- **TEXT BLOCK**:
%%

* [PATCH v2 1/2] msync: support syncing a small part of the file
2012-06-15 15:12 [PATCH v2 0/2] msync improvements Paolo Bonzini
@ 2012-06-15 15:12 ` Paolo Bonzini
2012-06-22 21:12 ` Andrew Morton
2012-06-15 15:12 ` [PATCH v2 2/2] msync: start async writeout when MS_ASYNC Paolo Bonzini
1 sibling, 1 reply; 7+ messages in thread
From: Paolo Bonzini @ 2012-06-15 15:12 UTC (permalink / raw)
To: linux-kernel; +Cc: Andrew Morton, Hugh Dickins, Chris Friesen
msync does not need to flush changes to the entire file, even with MS_SYNC.
Instead, it can use vfs_fsync_range to only synchronize a part of the file.

%%

- **DATASET RECORDS**:
%%

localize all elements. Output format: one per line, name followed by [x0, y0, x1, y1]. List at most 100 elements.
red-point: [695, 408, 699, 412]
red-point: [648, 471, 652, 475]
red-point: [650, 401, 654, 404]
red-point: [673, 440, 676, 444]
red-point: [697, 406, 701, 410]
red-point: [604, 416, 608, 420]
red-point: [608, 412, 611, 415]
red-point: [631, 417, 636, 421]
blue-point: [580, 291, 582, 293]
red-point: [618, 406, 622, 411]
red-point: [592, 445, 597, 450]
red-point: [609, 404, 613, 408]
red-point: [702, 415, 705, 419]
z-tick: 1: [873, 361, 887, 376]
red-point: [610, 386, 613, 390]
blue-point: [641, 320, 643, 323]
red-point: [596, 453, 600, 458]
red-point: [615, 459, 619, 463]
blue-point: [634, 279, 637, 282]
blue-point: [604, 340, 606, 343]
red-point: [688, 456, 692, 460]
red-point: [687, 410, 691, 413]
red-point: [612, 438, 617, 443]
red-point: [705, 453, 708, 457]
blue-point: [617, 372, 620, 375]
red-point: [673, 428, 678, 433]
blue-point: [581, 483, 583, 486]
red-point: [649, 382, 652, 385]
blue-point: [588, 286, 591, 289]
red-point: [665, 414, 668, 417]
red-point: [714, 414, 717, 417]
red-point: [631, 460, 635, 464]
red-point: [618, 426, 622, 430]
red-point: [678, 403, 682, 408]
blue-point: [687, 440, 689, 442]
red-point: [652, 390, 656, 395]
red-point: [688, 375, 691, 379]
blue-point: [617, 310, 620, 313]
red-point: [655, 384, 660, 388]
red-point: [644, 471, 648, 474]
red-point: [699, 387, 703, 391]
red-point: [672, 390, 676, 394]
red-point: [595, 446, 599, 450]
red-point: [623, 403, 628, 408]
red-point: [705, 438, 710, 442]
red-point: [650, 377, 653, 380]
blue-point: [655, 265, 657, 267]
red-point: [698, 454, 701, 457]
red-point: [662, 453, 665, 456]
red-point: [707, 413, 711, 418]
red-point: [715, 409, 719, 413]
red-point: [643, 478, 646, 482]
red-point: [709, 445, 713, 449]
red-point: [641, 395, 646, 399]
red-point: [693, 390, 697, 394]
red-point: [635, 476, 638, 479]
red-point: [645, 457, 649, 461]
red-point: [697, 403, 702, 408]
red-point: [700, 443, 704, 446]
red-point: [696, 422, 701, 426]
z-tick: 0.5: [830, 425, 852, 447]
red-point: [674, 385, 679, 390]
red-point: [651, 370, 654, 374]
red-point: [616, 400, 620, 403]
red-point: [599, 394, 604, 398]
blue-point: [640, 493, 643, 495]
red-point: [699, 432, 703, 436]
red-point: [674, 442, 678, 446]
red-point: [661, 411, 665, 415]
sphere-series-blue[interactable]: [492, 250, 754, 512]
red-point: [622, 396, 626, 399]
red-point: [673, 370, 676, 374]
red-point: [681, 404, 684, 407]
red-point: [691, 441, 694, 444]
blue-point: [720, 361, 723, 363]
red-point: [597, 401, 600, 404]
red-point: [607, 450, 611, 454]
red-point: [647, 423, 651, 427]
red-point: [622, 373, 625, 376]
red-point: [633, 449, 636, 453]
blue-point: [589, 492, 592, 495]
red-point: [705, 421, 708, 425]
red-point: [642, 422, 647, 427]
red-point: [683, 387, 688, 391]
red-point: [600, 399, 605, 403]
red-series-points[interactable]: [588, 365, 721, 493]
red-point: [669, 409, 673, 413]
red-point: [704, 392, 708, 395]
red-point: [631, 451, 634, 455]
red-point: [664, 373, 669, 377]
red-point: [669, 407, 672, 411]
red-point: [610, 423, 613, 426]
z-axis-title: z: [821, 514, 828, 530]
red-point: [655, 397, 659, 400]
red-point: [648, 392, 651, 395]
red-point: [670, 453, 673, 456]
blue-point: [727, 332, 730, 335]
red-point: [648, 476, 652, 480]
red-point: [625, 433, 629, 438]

%%

- **TASKS FOR THIS EXERCISE**:
• a. In the msync patch thread, which function lets msync synchronize only part of the file?
• b. Going from the first line of the rows through the line with "red-point: [615, 459, 619, 463]", both included, swap "blue-point" for "blue-dot" and give back only those lines, with everything else left unchanged.
The rows have nothing to do with the msync patch thread.

- **TASK-BY-TASK RESULTS**:
• a. vfs_fsync_range

• b.
localize all elements. Output format: one per line, name followed by [x0, y0, x1, y1]. List at most 100 elements.
red-point: [695, 408, 699, 412]
red-point: [648, 471, 652, 475]
red-point: [650, 401, 654, 404]
red-point: [673, 440, 676, 444]
red-point: [697, 406, 701, 410]
red-point: [604, 416, 608, 420]
red-point: [608, 412, 611, 415]
red-point: [631, 417, 636, 421]
blue-dot: [580, 291, 582, 293]
red-point: [618, 406, 622, 411]
red-point: [592, 445, 597, 450]
red-point: [609, 404, 613, 408]
red-point: [702, 415, 705, 419]
z-tick: 1: [873, 361, 887, 376]
red-point: [610, 386, 613, 390]
blue-dot: [641, 320, 643, 323]
red-point: [596, 453, 600, 458]
red-point: [615, 459, 619, 463]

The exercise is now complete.